• _REQUIREMENTS_
Express every line of the rows below as a JSON list of strings, with one string per line. Omit blank lines and leave the pictures out of the answer.

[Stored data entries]

——

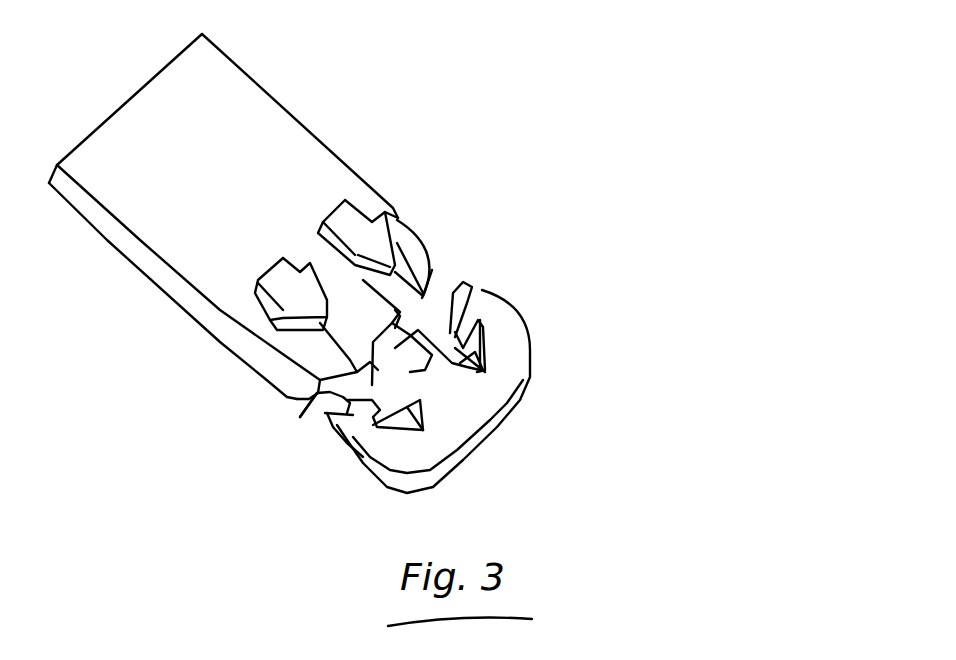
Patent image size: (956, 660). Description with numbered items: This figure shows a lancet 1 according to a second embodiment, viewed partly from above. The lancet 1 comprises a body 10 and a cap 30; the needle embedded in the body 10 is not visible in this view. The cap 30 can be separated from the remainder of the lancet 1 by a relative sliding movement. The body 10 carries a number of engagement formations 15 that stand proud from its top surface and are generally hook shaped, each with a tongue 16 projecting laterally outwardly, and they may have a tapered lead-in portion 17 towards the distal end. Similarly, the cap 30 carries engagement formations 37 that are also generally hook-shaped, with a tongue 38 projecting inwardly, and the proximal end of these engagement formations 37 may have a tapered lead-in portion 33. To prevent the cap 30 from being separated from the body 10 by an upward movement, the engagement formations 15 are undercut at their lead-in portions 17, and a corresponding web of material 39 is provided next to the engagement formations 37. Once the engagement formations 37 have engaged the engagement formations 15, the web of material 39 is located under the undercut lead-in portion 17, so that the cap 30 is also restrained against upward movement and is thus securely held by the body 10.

The lancet 1 is at (598, 152).
The body 10 is at (250, 87).
The engagement formations 15 is at (327, 213).
The tongue 16 is at (387, 213).
The tapered lead-in portion 17 is at (383, 252).
The cap 30 is at (493, 420).
The tapered lead-in portion 33 is at (317, 397).
The engagement formations 37 is at (343, 407).
The tongue 38 is at (467, 310).
The web of material 39 is at (478, 353).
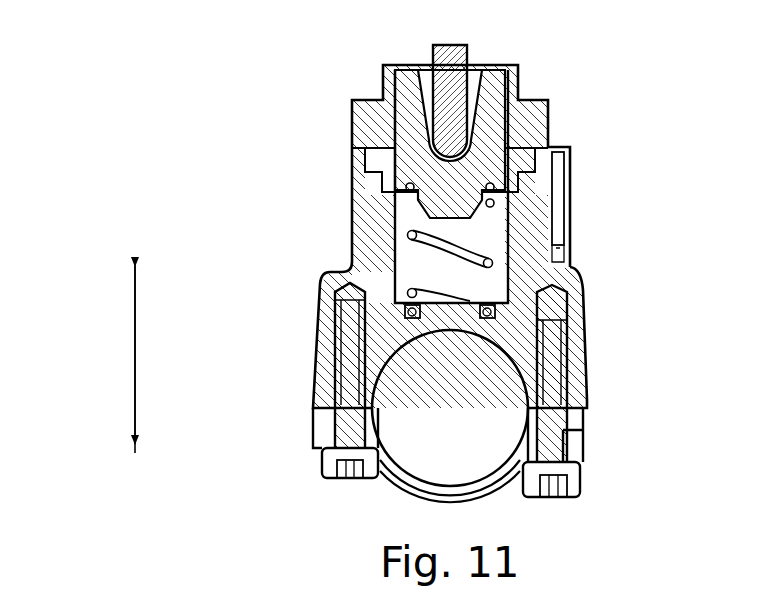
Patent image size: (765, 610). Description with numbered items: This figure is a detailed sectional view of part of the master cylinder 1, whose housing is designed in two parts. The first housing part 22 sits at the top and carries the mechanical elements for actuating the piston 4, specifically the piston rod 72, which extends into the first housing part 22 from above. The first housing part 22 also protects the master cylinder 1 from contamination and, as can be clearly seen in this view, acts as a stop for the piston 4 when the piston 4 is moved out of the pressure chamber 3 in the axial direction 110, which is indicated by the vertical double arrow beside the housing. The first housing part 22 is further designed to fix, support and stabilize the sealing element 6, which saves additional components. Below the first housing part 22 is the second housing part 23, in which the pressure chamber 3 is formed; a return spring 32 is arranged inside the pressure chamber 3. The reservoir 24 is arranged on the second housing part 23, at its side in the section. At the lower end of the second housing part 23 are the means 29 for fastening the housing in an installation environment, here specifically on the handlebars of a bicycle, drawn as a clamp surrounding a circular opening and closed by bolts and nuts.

The master cylinder 1 is at (210, 249).
The pressure chamber 3 is at (485, 287).
The piston 4 is at (500, 105).
The sealing element 6 is at (378, 170).
The first housing part 22 is at (360, 127).
The second housing part 23 is at (352, 240).
The reservoir 24 is at (558, 187).
The means for fastening 29 is at (303, 440).
The return spring 32 is at (458, 250).
The piston rod 72 is at (467, 55).
The axial direction 110 is at (132, 370).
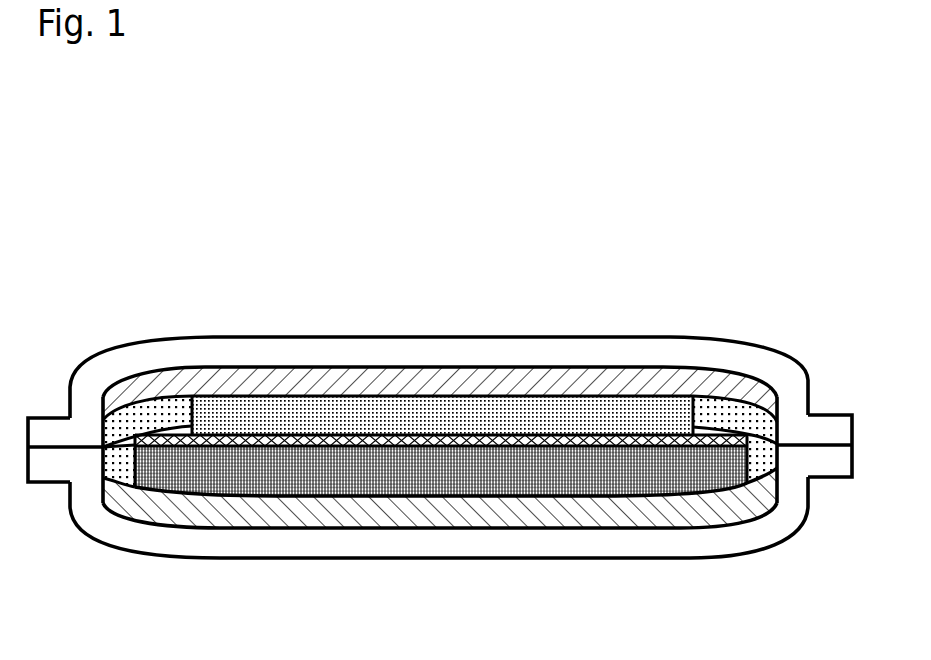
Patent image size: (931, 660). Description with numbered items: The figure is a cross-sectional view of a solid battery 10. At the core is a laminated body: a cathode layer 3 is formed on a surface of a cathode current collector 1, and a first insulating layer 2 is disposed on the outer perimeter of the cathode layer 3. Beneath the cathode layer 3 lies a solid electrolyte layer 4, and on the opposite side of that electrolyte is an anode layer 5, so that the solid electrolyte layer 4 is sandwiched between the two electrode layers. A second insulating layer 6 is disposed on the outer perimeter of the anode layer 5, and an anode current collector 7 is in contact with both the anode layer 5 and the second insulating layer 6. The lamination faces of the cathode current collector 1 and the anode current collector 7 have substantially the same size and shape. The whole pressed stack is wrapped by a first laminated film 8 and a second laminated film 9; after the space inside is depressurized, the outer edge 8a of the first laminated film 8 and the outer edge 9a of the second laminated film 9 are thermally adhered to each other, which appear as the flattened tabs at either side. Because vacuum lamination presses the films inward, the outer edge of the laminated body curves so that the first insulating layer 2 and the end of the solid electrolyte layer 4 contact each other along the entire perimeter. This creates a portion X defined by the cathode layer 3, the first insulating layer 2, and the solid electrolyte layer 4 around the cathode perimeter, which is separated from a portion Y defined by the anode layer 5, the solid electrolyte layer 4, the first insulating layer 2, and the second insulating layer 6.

——

• _ANSWER BELOW_
[
  "Patent image size: (956, 660). Description with numbered items: This figure shows a lancet 1 according to a second embodiment, viewed partly from above. The lancet 1 comprises a body 10 and a cap 30; the needle embedded in the body 10 is not visible in this view. The cap 30 can be separated from the remainder of the lancet 1 by a relative sliding movement. The body 10 carries a number of engagement formations 15 that stand proud from its top surface and are generally hook shaped, each with a tongue 16 projecting laterally outwardly, and they may have a tapered lead-in portion 17 towards the distal end. Similarly, the cap 30 carries engagement formations 37 that are also generally hook-shaped, with a tongue 38 projecting inwardly, and the proximal end of these engagement formations 37 may have a tapered lead-in portion 33. To prevent the cap 30 from being separated from the body 10 by an upward movement, the engagement formations 15 are undercut at their lead-in portions 17, and a corresponding web of material 39 is provided next to the engagement formations 37. Once the engagement formations 37 have engaged the engagement formations 15, the web of material 39 is located under the undercut lead-in portion 17, so that the cap 30 is also restrained against upward movement and is thus securely held by the body 10.",
  "The lancet 1 is at (598, 152).",
  "The body 10 is at (250, 87).",
  "The engagement formations 15 is at (327, 213).",
  "The tongue 16 is at (387, 213).",
  "The tapered lead-in portion 17 is at (383, 252).",
  "The cap 30 is at (493, 420).",
  "The tapered lead-in portion 33 is at (317, 397).",
  "The engagement formations 37 is at (343, 407).",
  "The tongue 38 is at (467, 310).",
  "The web of material 39 is at (478, 353).",
  "Patent image size: (765, 610). Description with numbered items: This figure is a detailed sectional view of part of the master cylinder 1, whose housing is designed in two parts. The first housing part 22 sits at the top and carries the mechanical elements for actuating the piston 4, specifically the piston rod 72, which extends into the first housing part 22 from above. The first housing part 22 also protects the master cylinder 1 from contamination and, as can be clearly seen in this view, acts as a stop for the piston 4 when the piston 4 is moved out of the pressure chamber 3 in the axial direction 110, which is indicated by the vertical double arrow beside the housing. The first housing part 22 is further designed to fix, support and stabilize the sealing element 6, which saves additional components. Below the first housing part 22 is the second housing part 23, in which the pressure chamber 3 is formed; a return spring 32 is arranged inside the pressure chamber 3. The reservoir 24 is arranged on the second housing part 23, at its side in the section. At the lower end of the second housing part 23 are the means 29 for fastening the housing in an installation environment, here specifically on the handlebars of a bicycle, drawn as a clamp surrounding a circular opening and closed by bolts and nuts.",
  "The master cylinder 1 is at (210, 249).",
  "The pressure chamber 3 is at (485, 287).",
  "The piston 4 is at (500, 105).",
  "The sealing element 6 is at (378, 170).",
  "The first housing part 22 is at (360, 127).",
  "The second housing part 23 is at (352, 240).",
  "The reservoir 24 is at (558, 187).",
  "The means for fastening 29 is at (303, 440).",
  "The return spring 32 is at (458, 250).",
  "The piston rod 72 is at (467, 55).",
  "The axial direction 110 is at (132, 370).",
  "Patent image size: (931, 660). Description with numbered items: The figure is a cross-sectional view of a solid battery 10. At the core is a laminated body: a cathode layer 3 is formed on a surface of a cathode current collector 1, and a first insulating layer 2 is disposed on the outer perimeter of the cathode layer 3. Beneath the cathode layer 3 lies a solid electrolyte layer 4, and on the opposite side of that electrolyte is an anode layer 5, so that the solid electrolyte layer 4 is sandwiched between the two electrode layers. A second insulating layer 6 is disposed on the outer perimeter of the anode layer 5, and an anode current collector 7 is in contact with both the anode layer 5 and the second insulating layer 6. The lamination faces of the cathode current collector 1 and the anode current collector 7 have substantially the same size and shape. The whole pressed stack is wrapped by a first laminated film 8 and a second laminated film 9; after the space inside is depressurized, the outer edge 8a of the first laminated film 8 and the outer edge 9a of the second laminated film 9 are thermally adhered to each other, which appear as the flattened tabs at either side. Because vacuum lamination presses the films inward, the outer edge of the laminated body curves so that the first insulating layer 2 and the end of the solid electrolyte layer 4 contact each other along the entire perimeter. This creates a portion X defined by the cathode layer 3, the first insulating layer 2, and the solid electrolyte layer 4 around the cathode perimeter, which is separated from a portion Y defined by the anode layer 5, the solid electrolyte layer 4, the first insulating layer 2, and the second insulating layer 6."
]